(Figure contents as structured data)
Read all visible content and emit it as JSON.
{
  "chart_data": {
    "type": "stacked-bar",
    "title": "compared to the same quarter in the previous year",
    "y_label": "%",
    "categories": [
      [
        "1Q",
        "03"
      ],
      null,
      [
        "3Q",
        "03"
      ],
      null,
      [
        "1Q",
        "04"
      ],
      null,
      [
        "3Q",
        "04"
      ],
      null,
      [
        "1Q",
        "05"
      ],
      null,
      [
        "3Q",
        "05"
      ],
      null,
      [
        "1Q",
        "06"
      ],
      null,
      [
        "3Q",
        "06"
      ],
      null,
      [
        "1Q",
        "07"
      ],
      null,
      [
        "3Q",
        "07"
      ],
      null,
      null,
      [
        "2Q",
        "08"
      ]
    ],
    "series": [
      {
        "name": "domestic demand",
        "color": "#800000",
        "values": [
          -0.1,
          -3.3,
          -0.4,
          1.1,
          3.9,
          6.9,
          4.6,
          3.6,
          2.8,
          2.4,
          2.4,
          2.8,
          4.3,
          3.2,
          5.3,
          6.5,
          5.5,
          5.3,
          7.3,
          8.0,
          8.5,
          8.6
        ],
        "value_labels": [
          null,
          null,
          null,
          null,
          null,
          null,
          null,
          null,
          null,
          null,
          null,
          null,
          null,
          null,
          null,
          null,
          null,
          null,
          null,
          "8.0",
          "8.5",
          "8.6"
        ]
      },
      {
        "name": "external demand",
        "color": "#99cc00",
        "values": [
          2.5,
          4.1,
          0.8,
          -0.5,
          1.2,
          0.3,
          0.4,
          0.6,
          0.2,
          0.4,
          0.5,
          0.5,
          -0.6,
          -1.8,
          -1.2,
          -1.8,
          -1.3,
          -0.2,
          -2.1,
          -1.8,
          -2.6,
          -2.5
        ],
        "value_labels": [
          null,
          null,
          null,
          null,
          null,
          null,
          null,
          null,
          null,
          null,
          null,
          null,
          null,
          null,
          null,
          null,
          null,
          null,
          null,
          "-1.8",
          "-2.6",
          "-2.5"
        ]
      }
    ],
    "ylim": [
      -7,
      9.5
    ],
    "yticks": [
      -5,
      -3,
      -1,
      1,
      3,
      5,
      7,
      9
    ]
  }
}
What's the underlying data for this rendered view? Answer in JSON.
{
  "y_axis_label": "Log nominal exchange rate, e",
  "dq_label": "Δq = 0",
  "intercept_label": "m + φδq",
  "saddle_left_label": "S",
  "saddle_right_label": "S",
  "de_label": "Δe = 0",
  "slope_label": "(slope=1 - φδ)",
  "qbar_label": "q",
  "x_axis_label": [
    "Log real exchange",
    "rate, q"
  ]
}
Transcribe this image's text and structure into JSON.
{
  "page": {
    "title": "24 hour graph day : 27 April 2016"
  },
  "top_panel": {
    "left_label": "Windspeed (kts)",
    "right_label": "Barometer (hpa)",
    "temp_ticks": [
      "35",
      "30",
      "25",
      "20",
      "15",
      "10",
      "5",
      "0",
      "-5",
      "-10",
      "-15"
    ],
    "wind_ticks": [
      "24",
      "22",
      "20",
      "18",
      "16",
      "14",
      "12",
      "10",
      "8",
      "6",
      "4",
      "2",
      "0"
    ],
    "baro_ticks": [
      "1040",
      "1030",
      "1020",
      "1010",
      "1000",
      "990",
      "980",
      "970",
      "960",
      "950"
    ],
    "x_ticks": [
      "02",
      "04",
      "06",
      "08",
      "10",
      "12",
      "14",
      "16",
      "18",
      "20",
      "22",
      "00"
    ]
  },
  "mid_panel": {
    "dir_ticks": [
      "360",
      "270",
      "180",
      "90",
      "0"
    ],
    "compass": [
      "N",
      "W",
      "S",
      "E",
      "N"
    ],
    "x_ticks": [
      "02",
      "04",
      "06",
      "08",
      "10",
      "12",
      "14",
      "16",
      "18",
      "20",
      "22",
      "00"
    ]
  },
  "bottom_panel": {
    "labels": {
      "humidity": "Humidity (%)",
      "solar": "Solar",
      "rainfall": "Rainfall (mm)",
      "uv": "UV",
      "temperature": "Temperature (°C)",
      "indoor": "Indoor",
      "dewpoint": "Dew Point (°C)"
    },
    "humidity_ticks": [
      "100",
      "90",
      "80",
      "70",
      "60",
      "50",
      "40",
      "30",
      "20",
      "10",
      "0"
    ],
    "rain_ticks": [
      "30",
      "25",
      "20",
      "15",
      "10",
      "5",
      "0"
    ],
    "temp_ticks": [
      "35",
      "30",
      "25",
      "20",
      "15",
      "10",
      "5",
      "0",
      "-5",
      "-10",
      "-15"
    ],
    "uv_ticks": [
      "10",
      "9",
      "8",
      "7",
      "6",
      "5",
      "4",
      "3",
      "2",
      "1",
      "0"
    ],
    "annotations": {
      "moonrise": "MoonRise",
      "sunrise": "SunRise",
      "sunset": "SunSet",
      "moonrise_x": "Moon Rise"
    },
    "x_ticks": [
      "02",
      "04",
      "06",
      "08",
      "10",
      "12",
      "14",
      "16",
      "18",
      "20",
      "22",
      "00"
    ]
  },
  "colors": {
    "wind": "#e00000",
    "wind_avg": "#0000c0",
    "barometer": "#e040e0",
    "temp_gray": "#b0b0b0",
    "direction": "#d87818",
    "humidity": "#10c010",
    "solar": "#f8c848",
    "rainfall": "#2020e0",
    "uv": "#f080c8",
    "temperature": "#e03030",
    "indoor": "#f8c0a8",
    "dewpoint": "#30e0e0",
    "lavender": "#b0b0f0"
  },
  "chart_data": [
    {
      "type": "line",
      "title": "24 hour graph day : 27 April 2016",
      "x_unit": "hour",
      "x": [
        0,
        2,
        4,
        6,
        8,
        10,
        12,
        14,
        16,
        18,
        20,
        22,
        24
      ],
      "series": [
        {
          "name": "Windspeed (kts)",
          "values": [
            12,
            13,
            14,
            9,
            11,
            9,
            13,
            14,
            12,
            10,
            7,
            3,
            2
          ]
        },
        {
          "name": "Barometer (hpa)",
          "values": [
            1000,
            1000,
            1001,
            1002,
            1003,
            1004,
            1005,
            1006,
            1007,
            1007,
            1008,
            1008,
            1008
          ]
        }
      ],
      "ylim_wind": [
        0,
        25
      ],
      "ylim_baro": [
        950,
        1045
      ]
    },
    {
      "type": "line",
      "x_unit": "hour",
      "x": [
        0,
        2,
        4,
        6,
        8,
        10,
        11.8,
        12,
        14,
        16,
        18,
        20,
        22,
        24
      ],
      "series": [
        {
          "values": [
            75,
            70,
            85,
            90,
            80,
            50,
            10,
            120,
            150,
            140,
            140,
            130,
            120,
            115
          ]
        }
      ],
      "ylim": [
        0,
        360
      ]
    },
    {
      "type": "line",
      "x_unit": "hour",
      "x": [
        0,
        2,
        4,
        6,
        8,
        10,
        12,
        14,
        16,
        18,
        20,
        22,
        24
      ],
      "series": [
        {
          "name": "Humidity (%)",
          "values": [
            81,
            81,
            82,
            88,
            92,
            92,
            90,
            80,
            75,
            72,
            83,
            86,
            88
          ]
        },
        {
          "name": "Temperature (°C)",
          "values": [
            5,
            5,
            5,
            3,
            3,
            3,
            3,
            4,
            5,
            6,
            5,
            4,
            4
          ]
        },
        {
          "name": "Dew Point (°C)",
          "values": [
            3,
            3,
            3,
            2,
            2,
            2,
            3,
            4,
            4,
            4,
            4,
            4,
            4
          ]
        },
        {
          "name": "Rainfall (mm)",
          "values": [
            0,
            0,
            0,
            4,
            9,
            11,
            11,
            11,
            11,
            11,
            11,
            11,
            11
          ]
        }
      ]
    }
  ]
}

The exercise: Return each entry from the material above exactly as it appears.

Answer:
Read all visible content and emit it as JSON.
{
  "chart_data": {
    "type": "stacked-bar",
    "title": "compared to the same quarter in the previous year",
    "y_label": "%",
    "categories": [
      [
        "1Q",
        "03"
      ],
      null,
      [
        "3Q",
        "03"
      ],
      null,
      [
        "1Q",
        "04"
      ],
      null,
      [
        "3Q",
        "04"
      ],
      null,
      [
        "1Q",
        "05"
      ],
      null,
      [
        "3Q",
        "05"
      ],
      null,
      [
        "1Q",
        "06"
      ],
      null,
      [
        "3Q",
        "06"
      ],
      null,
      [
        "1Q",
        "07"
      ],
      null,
      [
        "3Q",
        "07"
      ],
      null,
      null,
      [
        "2Q",
        "08"
      ]
    ],
    "series": [
      {
        "name": "domestic demand",
        "color": "#800000",
        "values": [
          -0.1,
          -3.3,
          -0.4,
          1.1,
          3.9,
          6.9,
          4.6,
          3.6,
          2.8,
          2.4,
          2.4,
          2.8,
          4.3,
          3.2,
          5.3,
          6.5,
          5.5,
          5.3,
          7.3,
          8.0,
          8.5,
          8.6
        ],
        "value_labels": [
          null,
          null,
          null,
          null,
          null,
          null,
          null,
          null,
          null,
          null,
          null,
          null,
          null,
          null,
          null,
          null,
          null,
          null,
          null,
          "8.0",
          "8.5",
          "8.6"
        ]
      },
      {
        "name": "external demand",
        "color": "#99cc00",
        "values": [
          2.5,
          4.1,
          0.8,
          -0.5,
          1.2,
          0.3,
          0.4,
          0.6,
          0.2,
          0.4,
          0.5,
          0.5,
          -0.6,
          -1.8,
          -1.2,
          -1.8,
          -1.3,
          -0.2,
          -2.1,
          -1.8,
          -2.6,
          -2.5
        ],
        "value_labels": [
          null,
          null,
          null,
          null,
          null,
          null,
          null,
          null,
          null,
          null,
          null,
          null,
          null,
          null,
          null,
          null,
          null,
          null,
          null,
          "-1.8",
          "-2.6",
          "-2.5"
        ]
      }
    ],
    "ylim": [
      -7,
      9.5
    ],
    "yticks": [
      -5,
      -3,
      -1,
      1,
      3,
      5,
      7,
      9
    ]
  }
}
What's the underlying data for this rendered view? Answer in JSON.
{
  "y_axis_label": "Log nominal exchange rate, e",
  "dq_label": "Δq = 0",
  "intercept_label": "m + φδq",
  "saddle_left_label": "S",
  "saddle_right_label": "S",
  "de_label": "Δe = 0",
  "slope_label": "(slope=1 - φδ)",
  "qbar_label": "q",
  "x_axis_label": [
    "Log real exchange",
    "rate, q"
  ]
}
Transcribe this image's text and structure into JSON.
{
  "page": {
    "title": "24 hour graph day : 27 April 2016"
  },
  "top_panel": {
    "left_label": "Windspeed (kts)",
    "right_label": "Barometer (hpa)",
    "temp_ticks": [
      "35",
      "30",
      "25",
      "20",
      "15",
      "10",
      "5",
      "0",
      "-5",
      "-10",
      "-15"
    ],
    "wind_ticks": [
      "24",
      "22",
      "20",
      "18",
      "16",
      "14",
      "12",
      "10",
      "8",
      "6",
      "4",
      "2",
      "0"
    ],
    "baro_ticks": [
      "1040",
      "1030",
      "1020",
      "1010",
      "1000",
      "990",
      "980",
      "970",
      "960",
      "950"
    ],
    "x_ticks": [
      "02",
      "04",
      "06",
      "08",
      "10",
      "12",
      "14",
      "16",
      "18",
      "20",
      "22",
      "00"
    ]
  },
  "mid_panel": {
    "dir_ticks": [
      "360",
      "270",
      "180",
      "90",
      "0"
    ],
    "compass": [
      "N",
      "W",
      "S",
      "E",
      "N"
    ],
    "x_ticks": [
      "02",
      "04",
      "06",
      "08",
      "10",
      "12",
      "14",
      "16",
      "18",
      "20",
      "22",
      "00"
    ]
  },
  "bottom_panel": {
    "labels": {
      "humidity": "Humidity (%)",
      "solar": "Solar",
      "rainfall": "Rainfall (mm)",
      "uv": "UV",
      "temperature": "Temperature (°C)",
      "indoor": "Indoor",
      "dewpoint": "Dew Point (°C)"
    },
    "humidity_ticks": [
      "100",
      "90",
      "80",
      "70",
      "60",
      "50",
      "40",
      "30",
      "20",
      "10",
      "0"
    ],
    "rain_ticks": [
      "30",
      "25",
      "20",
      "15",
      "10",
      "5",
      "0"
    ],
    "temp_ticks": [
      "35",
      "30",
      "25",
      "20",
      "15",
      "10",
      "5",
      "0",
      "-5",
      "-10",
      "-15"
    ],
    "uv_ticks": [
      "10",
      "9",
      "8",
      "7",
      "6",
      "5",
      "4",
      "3",
      "2",
      "1",
      "0"
    ],
    "annotations": {
      "moonrise": "MoonRise",
      "sunrise": "SunRise",
      "sunset": "SunSet",
      "moonrise_x": "Moon Rise"
    },
    "x_ticks": [
      "02",
      "04",
      "06",
      "08",
      "10",
      "12",
      "14",
      "16",
      "18",
      "20",
      "22",
      "00"
    ]
  },
  "colors": {
    "wind": "#e00000",
    "wind_avg": "#0000c0",
    "barometer": "#e040e0",
    "temp_gray": "#b0b0b0",
    "direction": "#d87818",
    "humidity": "#10c010",
    "solar": "#f8c848",
    "rainfall": "#2020e0",
    "uv": "#f080c8",
    "temperature": "#e03030",
    "indoor": "#f8c0a8",
    "dewpoint": "#30e0e0",
    "lavender": "#b0b0f0"
  },
  "chart_data": [
    {
      "type": "line",
      "title": "24 hour graph day : 27 April 2016",
      "x_unit": "hour",
      "x": [
        0,
        2,
        4,
        6,
        8,
        10,
        12,
        14,
        16,
        18,
        20,
        22,
        24
      ],
      "series": [
        {
          "name": "Windspeed (kts)",
          "values": [
            12,
            13,
            14,
            9,
            11,
            9,
            13,
            14,
            12,
            10,
            7,
            3,
            2
          ]
        },
        {
          "name": "Barometer (hpa)",
          "values": [
            1000,
            1000,
            1001,
            1002,
            1003,
            1004,
            1005,
            1006,
            1007,
            1007,
            1008,
            1008,
            1008
          ]
        }
      ],
      "ylim_wind": [
        0,
        25
      ],
      "ylim_baro": [
        950,
        1045
      ]
    },
    {
      "type": "line",
      "x_unit": "hour",
      "x": [
        0,
        2,
        4,
        6,
        8,
        10,
        11.8,
        12,
        14,
        16,
        18,
        20,
        22,
        24
      ],
      "series": [
        {
          "values": [
            75,
            70,
            85,
            90,
            80,
            50,
            10,
            120,
            150,
            140,
            140,
            130,
            120,
            115
          ]
        }
      ],
      "ylim": [
        0,
        360
      ]
    },
    {
      "type": "line",
      "x_unit": "hour",
      "x": [
        0,
        2,
        4,
        6,
        8,
        10,
        12,
        14,
        16,
        18,
        20,
        22,
        24
      ],
      "series": [
        {
          "name": "Humidity (%)",
          "values": [
            81,
            81,
            82,
            88,
            92,
            92,
            90,
            80,
            75,
            72,
            83,
            86,
            88
          ]
        },
        {
          "name": "Temperature (°C)",
          "values": [
            5,
            5,
            5,
            3,
            3,
            3,
            3,
            4,
            5,
            6,
            5,
            4,
            4
          ]
        },
        {
          "name": "Dew Point (°C)",
          "values": [
            3,
            3,
            3,
            2,
            2,
            2,
            3,
            4,
            4,
            4,
            4,
            4,
            4
          ]
        },
        {
          "name": "Rainfall (mm)",
          "values": [
            0,
            0,
            0,
            4,
            9,
            11,
            11,
            11,
            11,
            11,
            11,
            11,
            11
          ]
        }
      ]
    }
  ]
}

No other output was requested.